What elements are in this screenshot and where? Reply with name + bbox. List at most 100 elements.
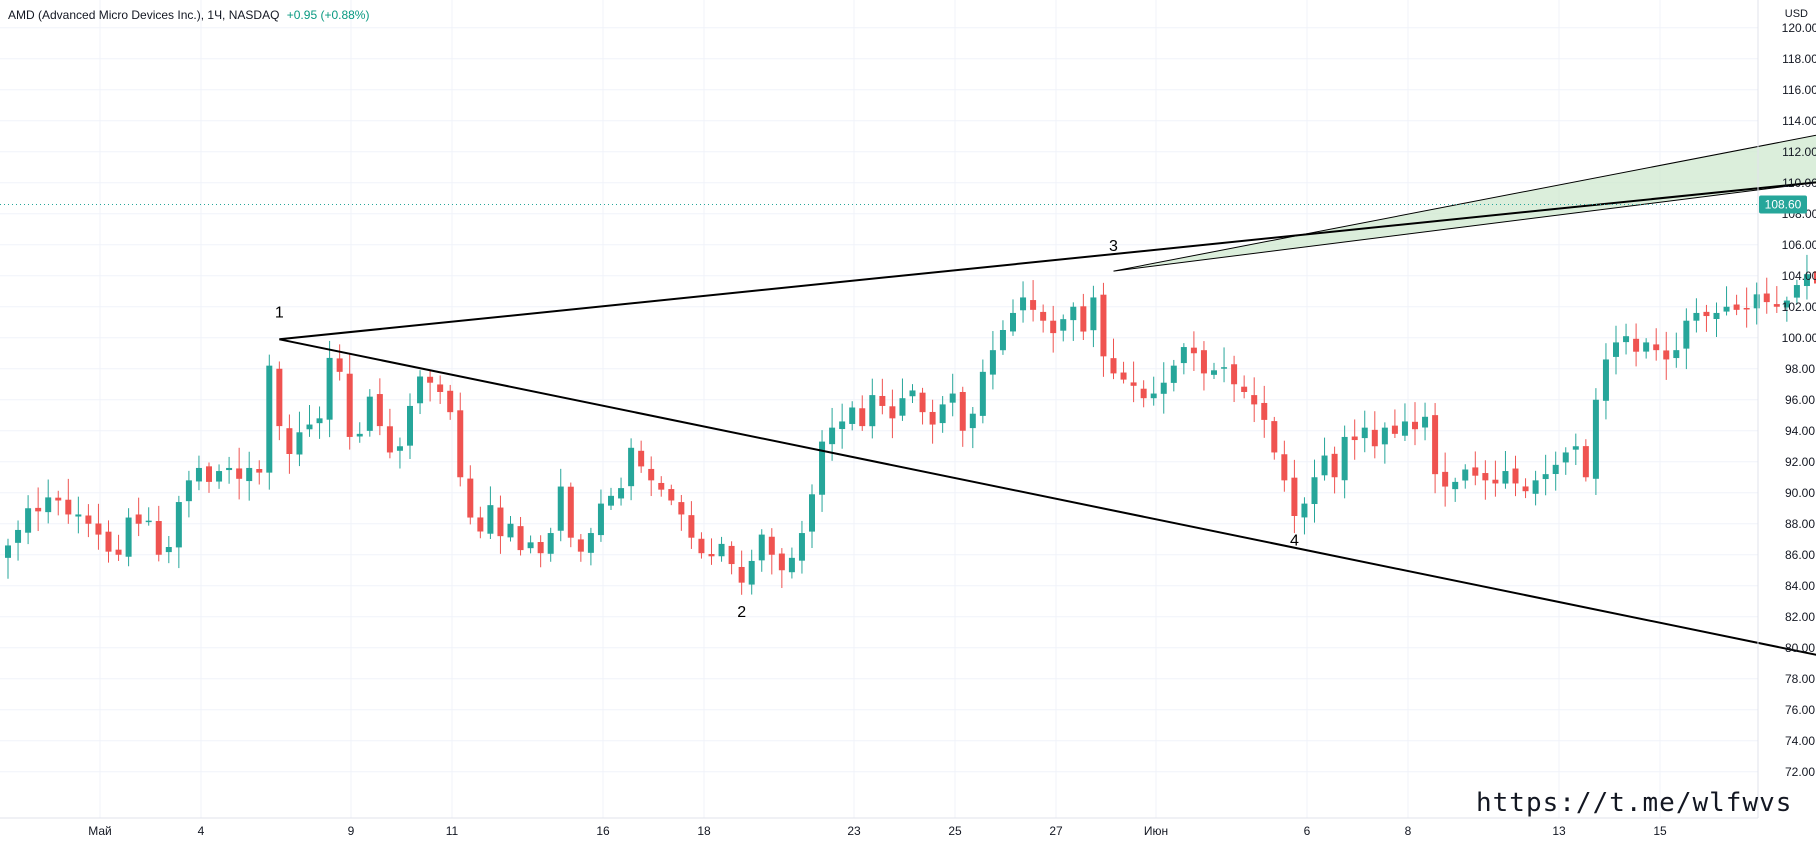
candle-body <box>136 514 142 523</box>
candle-body <box>276 369 282 426</box>
candle-down <box>55 491 61 516</box>
candle-up <box>1211 363 1217 379</box>
candle-body <box>176 502 182 547</box>
candle-down <box>286 415 292 474</box>
candle-up <box>216 464 222 488</box>
y-tick-label: 84.00 <box>1785 579 1815 593</box>
candle-body <box>497 508 503 537</box>
wave-label: 3 <box>1109 238 1118 255</box>
candle-body <box>337 358 343 371</box>
candle-up <box>146 507 152 525</box>
candle-down <box>95 504 101 550</box>
candle-up <box>1171 360 1177 391</box>
candle-body <box>889 406 895 418</box>
candle-down <box>1432 403 1438 493</box>
candle-body <box>1703 312 1709 316</box>
candle-down <box>467 465 473 524</box>
candle-down <box>779 548 785 588</box>
candle-up <box>226 457 232 484</box>
candle-body <box>196 468 202 481</box>
candle-body <box>1201 350 1207 373</box>
candle-body <box>709 554 715 556</box>
y-tick-label: 104.00 <box>1782 269 1816 283</box>
candle-down <box>1030 280 1036 321</box>
candle-down <box>1040 304 1046 332</box>
candle-down <box>859 395 865 431</box>
candle-body <box>347 374 353 437</box>
candle-up <box>1563 447 1569 475</box>
candle-up <box>166 536 172 563</box>
candle-up <box>1603 343 1609 419</box>
candle-body <box>658 483 664 490</box>
candle-body <box>1181 347 1187 363</box>
candle-up <box>809 484 815 548</box>
candle-body <box>518 526 524 550</box>
candle-up <box>1402 403 1408 441</box>
candle-down <box>678 495 684 531</box>
candle-body <box>1281 454 1287 480</box>
candle-body <box>1653 344 1659 350</box>
candle-up <box>608 488 614 510</box>
candle-down <box>1332 447 1338 494</box>
candle-down <box>1241 375 1247 398</box>
candle-up <box>548 528 554 562</box>
candle-body <box>1171 366 1177 383</box>
candle-body <box>1754 294 1760 308</box>
candle-body <box>156 521 162 555</box>
candle-up <box>819 430 825 512</box>
candle-down <box>1703 305 1709 332</box>
candle-body <box>266 366 272 473</box>
candle-body <box>1533 480 1539 493</box>
candle-up <box>176 496 182 568</box>
candle-up <box>1181 343 1187 374</box>
candle-body <box>1342 437 1348 480</box>
candle-up <box>628 438 634 500</box>
candle-up <box>367 389 373 437</box>
candle-body <box>980 372 986 416</box>
y-tick-label: 106.00 <box>1782 238 1816 252</box>
candle-down <box>568 483 574 548</box>
candle-body <box>1231 364 1237 384</box>
candle-up <box>839 404 845 449</box>
candle-body <box>859 408 865 426</box>
candle-body <box>357 434 363 437</box>
candle-body <box>729 546 735 564</box>
wave-label: 1 <box>275 304 284 321</box>
candle-body <box>1000 330 1006 350</box>
candle-body <box>15 530 21 543</box>
y-tick-label: 78.00 <box>1785 672 1815 686</box>
candle-body <box>246 468 252 481</box>
candle-body <box>1271 421 1277 452</box>
candle-body <box>849 408 855 424</box>
y-tick-label: 86.00 <box>1785 548 1815 562</box>
candle-up <box>266 355 272 490</box>
candle-body <box>698 539 704 553</box>
candle-body <box>990 350 996 374</box>
symbol-legend[interactable]: AMD (Advanced Micro Devices Inc.), 1Ч, N… <box>8 8 369 22</box>
candle-down <box>638 441 644 473</box>
candle-body <box>598 504 604 535</box>
candle-body <box>1412 422 1418 429</box>
candle-body <box>930 412 936 425</box>
candle-body <box>1492 480 1498 484</box>
candle-down <box>739 551 745 595</box>
candle-body <box>407 406 413 446</box>
candle-down <box>1764 278 1770 314</box>
candle-body <box>1714 313 1720 319</box>
candle-body <box>1030 300 1036 310</box>
currency-label[interactable]: USD <box>1785 8 1808 20</box>
candle-down <box>1774 286 1780 313</box>
candle-body <box>1603 359 1609 400</box>
candle-down <box>1583 439 1589 481</box>
candle-body <box>1663 350 1669 359</box>
candle-down <box>648 456 654 496</box>
candle-down <box>1291 460 1297 533</box>
candle-down <box>538 535 544 567</box>
candle-body <box>960 392 966 431</box>
candle-up <box>397 438 403 469</box>
candle-up <box>126 508 132 566</box>
candle-body <box>146 521 152 523</box>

--------------------------------

### INSTRUCTIONS TO FOLLOW
Turn the lines above into a numbered list, leaving out any blank lines and the pictures.

### CORRECT RESPONSE
1. What elements are in this screenshot and where? Reply with name + bbox. List at most 100 elements.
2. candle-body <box>136 514 142 523</box>
3. candle-body <box>276 369 282 426</box>
4. candle-down <box>55 491 61 516</box>
5. candle-up <box>1211 363 1217 379</box>
6. candle-body <box>176 502 182 547</box>
7. candle-down <box>286 415 292 474</box>
8. candle-up <box>216 464 222 488</box>
9. y-tick-label: 84.00 <box>1785 579 1815 593</box>
10. candle-body <box>497 508 503 537</box>
11. wave-label: 3 <box>1109 238 1118 255</box>
12. candle-body <box>337 358 343 371</box>
13. candle-up <box>146 507 152 525</box>
14. candle-down <box>95 504 101 550</box>
15. candle-up <box>1171 360 1177 391</box>
16. candle-body <box>889 406 895 418</box>
17. candle-down <box>1432 403 1438 493</box>
18. candle-body <box>1703 312 1709 316</box>
19. candle-down <box>467 465 473 524</box>
20. candle-down <box>779 548 785 588</box>
21. candle-up <box>226 457 232 484</box>
22. candle-body <box>196 468 202 481</box>
23. candle-body <box>1201 350 1207 373</box>
24. candle-body <box>709 554 715 556</box>
25. y-tick-label: 104.00 <box>1782 269 1816 283</box>
26. candle-down <box>1030 280 1036 321</box>
27. candle-down <box>1040 304 1046 332</box>
28. candle-down <box>859 395 865 431</box>
29. candle-body <box>347 374 353 437</box>
30. candle-up <box>1563 447 1569 475</box>
31. candle-up <box>166 536 172 563</box>
32. candle-up <box>1603 343 1609 419</box>
33. candle-body <box>658 483 664 490</box>
34. candle-body <box>1181 347 1187 363</box>
35. candle-up <box>809 484 815 548</box>
36. candle-body <box>518 526 524 550</box>
37. candle-up <box>1402 403 1408 441</box>
38. candle-down <box>678 495 684 531</box>
39. candle-body <box>1281 454 1287 480</box>
40. candle-body <box>1653 344 1659 350</box>
41. candle-up <box>608 488 614 510</box>
42. candle-down <box>1332 447 1338 494</box>
43. candle-down <box>1241 375 1247 398</box>
44. candle-up <box>548 528 554 562</box>
45. candle-body <box>1171 366 1177 383</box>
46. candle-body <box>1754 294 1760 308</box>
47. candle-body <box>156 521 162 555</box>
48. candle-up <box>819 430 825 512</box>
49. candle-down <box>1703 305 1709 332</box>
50. candle-body <box>266 366 272 473</box>
51. candle-body <box>1533 480 1539 493</box>
52. candle-up <box>176 496 182 568</box>
53. candle-up <box>1181 343 1187 374</box>
54. candle-body <box>1342 437 1348 480</box>
55. candle-up <box>628 438 634 500</box>
56. candle-up <box>367 389 373 437</box>
57. candle-body <box>980 372 986 416</box>
58. y-tick-label: 106.00 <box>1782 238 1816 252</box>
59. candle-down <box>568 483 574 548</box>
60. candle-body <box>1231 364 1237 384</box>
61. candle-up <box>839 404 845 449</box>
62. candle-body <box>859 408 865 426</box>
63. candle-body <box>357 434 363 437</box>
64. candle-body <box>729 546 735 564</box>
65. wave-label: 1 <box>275 304 284 321</box>
66. candle-body <box>1000 330 1006 350</box>
67. candle-body <box>15 530 21 543</box>
68. y-tick-label: 78.00 <box>1785 672 1815 686</box>
69. candle-body <box>246 468 252 481</box>
70. candle-body <box>1271 421 1277 452</box>
71. candle-body <box>849 408 855 424</box>
72. y-tick-label: 86.00 <box>1785 548 1815 562</box>
73. candle-up <box>266 355 272 490</box>
74. candle-body <box>698 539 704 553</box>
75. candle-body <box>990 350 996 374</box>
76. symbol-legend[interactable]: AMD (Advanced Micro Devices Inc.), 1Ч, N… <box>8 8 369 22</box>
77. candle-down <box>638 441 644 473</box>
78. candle-body <box>598 504 604 535</box>
79. candle-body <box>1412 422 1418 429</box>
80. candle-body <box>930 412 936 425</box>
81. candle-body <box>1492 480 1498 484</box>
82. candle-down <box>739 551 745 595</box>
83. candle-body <box>407 406 413 446</box>
84. candle-down <box>1764 278 1770 314</box>
85. candle-body <box>1714 313 1720 319</box>
86. candle-body <box>1030 300 1036 310</box>
87. currency-label[interactable]: USD <box>1785 8 1808 20</box>
88. candle-down <box>1774 286 1780 313</box>
89. candle-body <box>1603 359 1609 400</box>
90. candle-down <box>1583 439 1589 481</box>
91. candle-body <box>1663 350 1669 359</box>
92. candle-down <box>648 456 654 496</box>
93. candle-down <box>1291 460 1297 533</box>
94. candle-down <box>538 535 544 567</box>
95. candle-body <box>960 392 966 431</box>
96. candle-up <box>397 438 403 469</box>
97. candle-up <box>126 508 132 566</box>
98. candle-body <box>146 521 152 523</box>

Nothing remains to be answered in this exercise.